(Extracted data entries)
------------------------
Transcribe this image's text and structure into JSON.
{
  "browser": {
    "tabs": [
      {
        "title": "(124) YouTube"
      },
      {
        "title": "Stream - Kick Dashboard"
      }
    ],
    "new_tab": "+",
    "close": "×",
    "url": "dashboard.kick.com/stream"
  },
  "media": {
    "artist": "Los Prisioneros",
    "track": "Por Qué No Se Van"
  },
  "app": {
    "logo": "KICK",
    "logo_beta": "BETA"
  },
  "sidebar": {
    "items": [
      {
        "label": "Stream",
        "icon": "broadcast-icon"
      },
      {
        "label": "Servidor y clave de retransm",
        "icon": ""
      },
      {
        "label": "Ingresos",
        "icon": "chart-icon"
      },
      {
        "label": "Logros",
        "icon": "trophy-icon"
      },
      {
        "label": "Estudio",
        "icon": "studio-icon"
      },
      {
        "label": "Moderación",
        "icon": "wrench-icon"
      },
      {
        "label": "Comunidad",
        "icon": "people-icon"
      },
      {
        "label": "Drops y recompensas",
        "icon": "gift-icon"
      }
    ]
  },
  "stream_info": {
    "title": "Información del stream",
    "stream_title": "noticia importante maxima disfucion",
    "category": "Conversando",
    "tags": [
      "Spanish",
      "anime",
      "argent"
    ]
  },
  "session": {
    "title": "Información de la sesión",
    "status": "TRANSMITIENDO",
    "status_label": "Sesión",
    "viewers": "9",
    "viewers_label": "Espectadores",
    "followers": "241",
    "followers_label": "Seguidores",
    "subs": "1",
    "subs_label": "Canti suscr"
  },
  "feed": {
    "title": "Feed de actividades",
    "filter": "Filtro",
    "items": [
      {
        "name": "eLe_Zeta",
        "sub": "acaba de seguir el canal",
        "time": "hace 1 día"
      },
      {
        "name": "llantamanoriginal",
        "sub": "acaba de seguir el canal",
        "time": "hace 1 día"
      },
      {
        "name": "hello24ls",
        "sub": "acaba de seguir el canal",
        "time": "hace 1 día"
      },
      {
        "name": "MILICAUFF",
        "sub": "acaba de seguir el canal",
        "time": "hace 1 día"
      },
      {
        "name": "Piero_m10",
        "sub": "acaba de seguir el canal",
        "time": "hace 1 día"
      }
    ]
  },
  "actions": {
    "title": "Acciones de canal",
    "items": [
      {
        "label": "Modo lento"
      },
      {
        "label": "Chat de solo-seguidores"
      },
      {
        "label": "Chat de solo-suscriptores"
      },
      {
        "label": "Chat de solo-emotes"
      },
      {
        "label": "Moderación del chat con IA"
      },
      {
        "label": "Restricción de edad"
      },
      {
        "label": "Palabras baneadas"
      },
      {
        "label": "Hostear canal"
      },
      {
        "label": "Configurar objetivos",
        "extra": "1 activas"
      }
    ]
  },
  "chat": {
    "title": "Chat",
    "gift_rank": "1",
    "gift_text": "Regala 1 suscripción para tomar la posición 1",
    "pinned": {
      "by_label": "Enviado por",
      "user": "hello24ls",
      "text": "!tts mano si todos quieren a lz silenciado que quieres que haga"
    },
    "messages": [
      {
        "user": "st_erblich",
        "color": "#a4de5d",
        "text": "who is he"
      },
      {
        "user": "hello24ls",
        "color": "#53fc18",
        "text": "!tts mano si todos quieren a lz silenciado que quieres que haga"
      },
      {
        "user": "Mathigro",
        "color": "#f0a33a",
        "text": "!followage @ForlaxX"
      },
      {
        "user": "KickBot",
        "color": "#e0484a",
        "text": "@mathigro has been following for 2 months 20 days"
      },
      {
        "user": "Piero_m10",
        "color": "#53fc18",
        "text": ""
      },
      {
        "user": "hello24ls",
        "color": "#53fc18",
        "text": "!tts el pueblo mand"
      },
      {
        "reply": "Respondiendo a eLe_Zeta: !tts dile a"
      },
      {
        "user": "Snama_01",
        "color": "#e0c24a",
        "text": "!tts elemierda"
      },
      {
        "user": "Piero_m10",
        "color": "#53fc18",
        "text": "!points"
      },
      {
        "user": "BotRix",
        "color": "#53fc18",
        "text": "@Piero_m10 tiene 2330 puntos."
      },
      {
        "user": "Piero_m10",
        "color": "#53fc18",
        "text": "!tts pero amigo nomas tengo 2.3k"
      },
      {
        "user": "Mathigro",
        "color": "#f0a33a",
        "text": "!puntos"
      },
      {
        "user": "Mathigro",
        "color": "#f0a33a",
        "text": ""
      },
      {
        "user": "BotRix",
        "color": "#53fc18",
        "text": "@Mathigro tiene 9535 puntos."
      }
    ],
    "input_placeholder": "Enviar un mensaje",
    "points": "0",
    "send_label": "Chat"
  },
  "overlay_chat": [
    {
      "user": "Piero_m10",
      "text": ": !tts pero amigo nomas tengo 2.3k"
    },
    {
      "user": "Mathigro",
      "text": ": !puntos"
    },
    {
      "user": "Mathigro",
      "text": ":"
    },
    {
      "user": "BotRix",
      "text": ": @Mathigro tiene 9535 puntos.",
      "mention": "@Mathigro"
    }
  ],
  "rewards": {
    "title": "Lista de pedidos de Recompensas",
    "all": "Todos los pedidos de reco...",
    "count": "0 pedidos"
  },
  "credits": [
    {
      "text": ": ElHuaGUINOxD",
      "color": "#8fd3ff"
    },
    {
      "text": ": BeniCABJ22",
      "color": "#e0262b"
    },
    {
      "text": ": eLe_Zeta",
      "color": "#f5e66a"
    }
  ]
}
------------------------
**TASK TO COMPLETE:**
List the lines that contain the word "nomas".

**THE ANSWER:**
        "text": "!tts pero amigo nomas tengo 2.3k"
      "text": ": !tts pero amigo nomas tengo 2.3k"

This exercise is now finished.